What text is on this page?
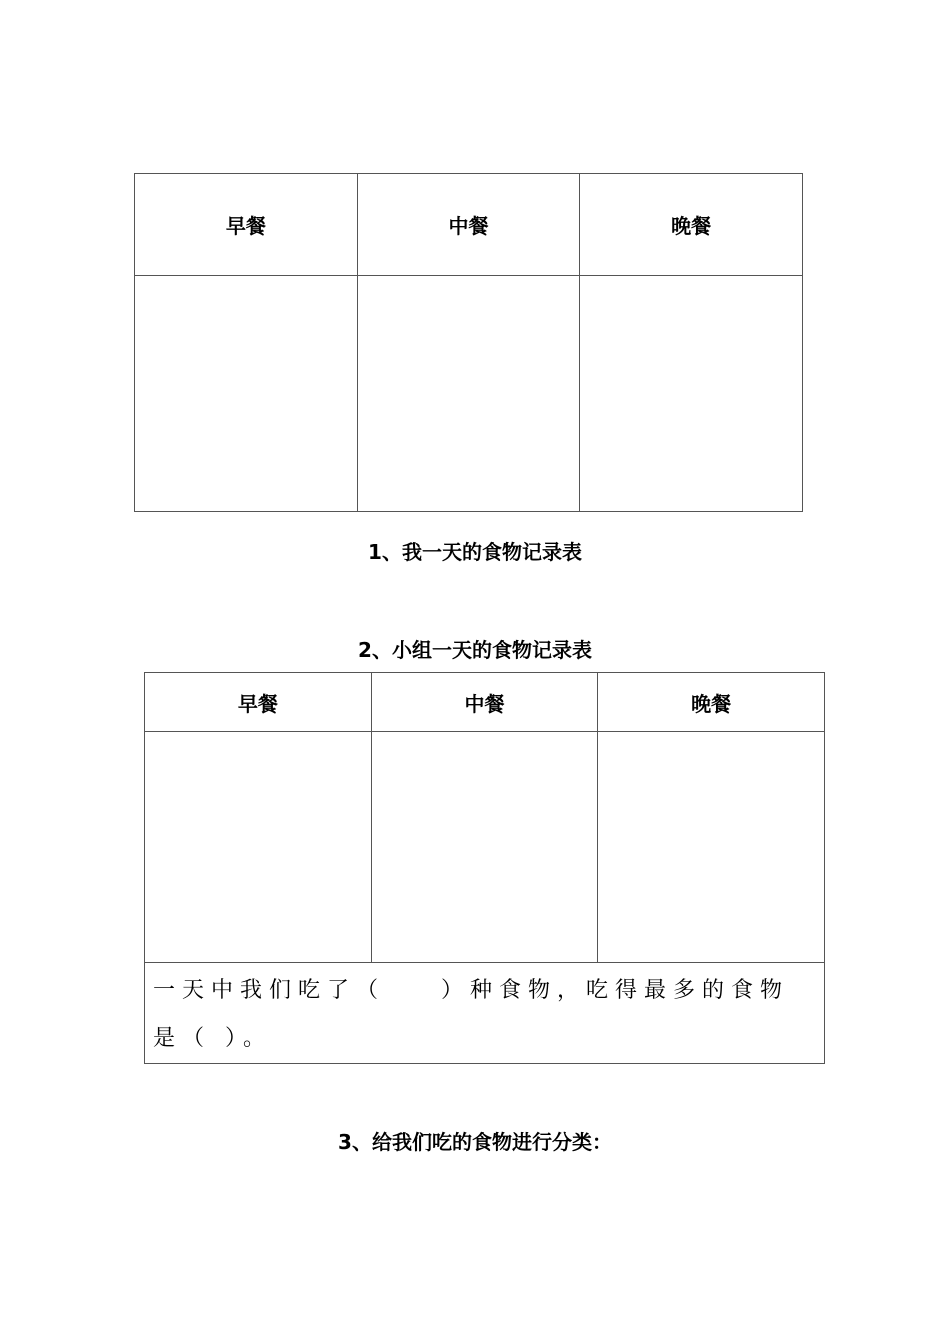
早餐	中餐	晚餐

1、我一天的食物记录表
2、小组一天的食物记录表
早餐	中餐	晚餐

一天中我们吃了（ ）种食物，吃得最多的食物是（ ）。		
3、给我们吃的食物进行分类：
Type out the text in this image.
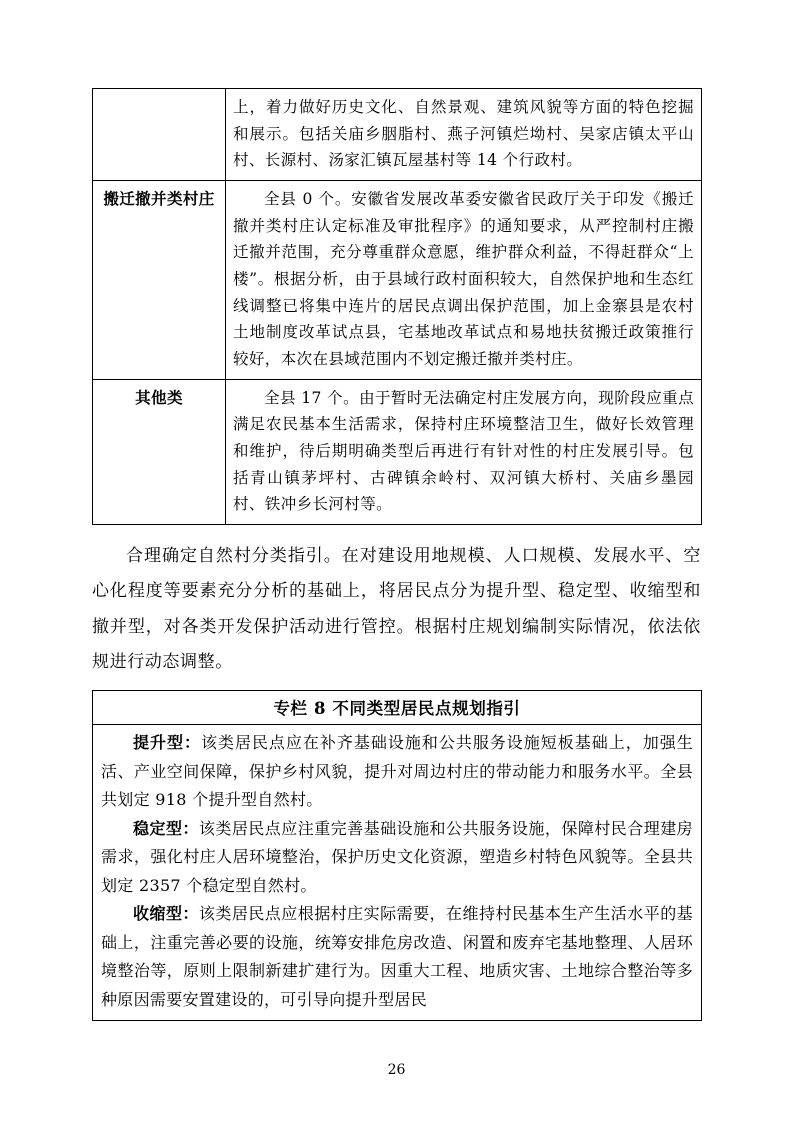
	上，着力做好历史文化、自然景观、建筑风貌等方面的特色挖掘和展示。包括关庙乡胭脂村、燕子河镇烂坳村、吴家店镇太平山村、长源村、汤家汇镇瓦屋基村等 14 个行政村。
搬迁撤并类村庄	全县 0 个。安徽省发展改革委安徽省民政厅关于印发《搬迁撤并类村庄认定标准及审批程序》的通知要求，从严控制村庄搬迁撤并范围，充分尊重群众意愿，维护群众利益，不得赶群众“上楼”。根据分析，由于县域行政村面积较大，自然保护地和生态红线调整已将集中连片的居民点调出保护范围，加上金寨县是农村土地制度改革试点县，宅基地改革试点和易地扶贫搬迁政策推行较好，本次在县域范围内不划定搬迁撤并类村庄。
其他类	全县 17 个。由于暂时无法确定村庄发展方向，现阶段应重点满足农民基本生活需求，保持村庄环境整洁卫生，做好长效管理和维护，待后期明确类型后再进行有针对性的村庄发展引导。包括青山镇茅坪村、古碑镇余岭村、双河镇大桥村、关庙乡墨园村、铁冲乡长河村等。

合理确定自然村分类指引。在对建设用地规模、人口规模、发展水平、空心化程度等要素充分分析的基础上，将居民点分为提升型、稳定型、收缩型和撤并型，对各类开发保护活动进行管控。根据村庄规划编制实际情况，依法依规进行动态调整。

专栏 8 不同类型居民点规划指引

提升型：该类居民点应在补齐基础设施和公共服务设施短板基础上，加强生活、产业空间保障，保护乡村风貌，提升对周边村庄的带动能力和服务水平。全县共划定 918 个提升型自然村。

稳定型：该类居民点应注重完善基础设施和公共服务设施，保障村民合理建房需求，强化村庄人居环境整治，保护历史文化资源，塑造乡村特色风貌等。全县共划定 2357 个稳定型自然村。

收缩型：该类居民点应根据村庄实际需要，在维持村民基本生产生活水平的基础上，注重完善必要的设施，统筹安排危房改造、闲置和废弃宅基地整理、人居环境整治等，原则上限制新建扩建行为。因重大工程、地质灾害、土地综合整治等多种原因需要安置建设的，可引导向提升型居民

26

•••••

• [Your instructions] Each record above should be copied character for character, with pictures dropped.

• [Exercise output]
What text is on this page?
早餐	中餐	晚餐

1、我一天的食物记录表
2、小组一天的食物记录表
早餐	中餐	晚餐

一天中我们吃了（ ）种食物，吃得最多的食物是（ ）。		
3、给我们吃的食物进行分类：
Type out the text in this image.
	上，着力做好历史文化、自然景观、建筑风貌等方面的特色挖掘和展示。包括关庙乡胭脂村、燕子河镇烂坳村、吴家店镇太平山村、长源村、汤家汇镇瓦屋基村等 14 个行政村。
搬迁撤并类村庄	全县 0 个。安徽省发展改革委安徽省民政厅关于印发《搬迁撤并类村庄认定标准及审批程序》的通知要求，从严控制村庄搬迁撤并范围，充分尊重群众意愿，维护群众利益，不得赶群众“上楼”。根据分析，由于县域行政村面积较大，自然保护地和生态红线调整已将集中连片的居民点调出保护范围，加上金寨县是农村土地制度改革试点县，宅基地改革试点和易地扶贫搬迁政策推行较好，本次在县域范围内不划定搬迁撤并类村庄。
其他类	全县 17 个。由于暂时无法确定村庄发展方向，现阶段应重点满足农民基本生活需求，保持村庄环境整洁卫生，做好长效管理和维护，待后期明确类型后再进行有针对性的村庄发展引导。包括青山镇茅坪村、古碑镇余岭村、双河镇大桥村、关庙乡墨园村、铁冲乡长河村等。

合理确定自然村分类指引。在对建设用地规模、人口规模、发展水平、空心化程度等要素充分分析的基础上，将居民点分为提升型、稳定型、收缩型和撤并型，对各类开发保护活动进行管控。根据村庄规划编制实际情况，依法依规进行动态调整。

专栏 8 不同类型居民点规划指引

提升型：该类居民点应在补齐基础设施和公共服务设施短板基础上，加强生活、产业空间保障，保护乡村风貌，提升对周边村庄的带动能力和服务水平。全县共划定 918 个提升型自然村。

稳定型：该类居民点应注重完善基础设施和公共服务设施，保障村民合理建房需求，强化村庄人居环境整治，保护历史文化资源，塑造乡村特色风貌等。全县共划定 2357 个稳定型自然村。

收缩型：该类居民点应根据村庄实际需要，在维持村民基本生产生活水平的基础上，注重完善必要的设施，统筹安排危房改造、闲置和废弃宅基地整理、人居环境整治等，原则上限制新建扩建行为。因重大工程、地质灾害、土地综合整治等多种原因需要安置建设的，可引导向提升型居民

26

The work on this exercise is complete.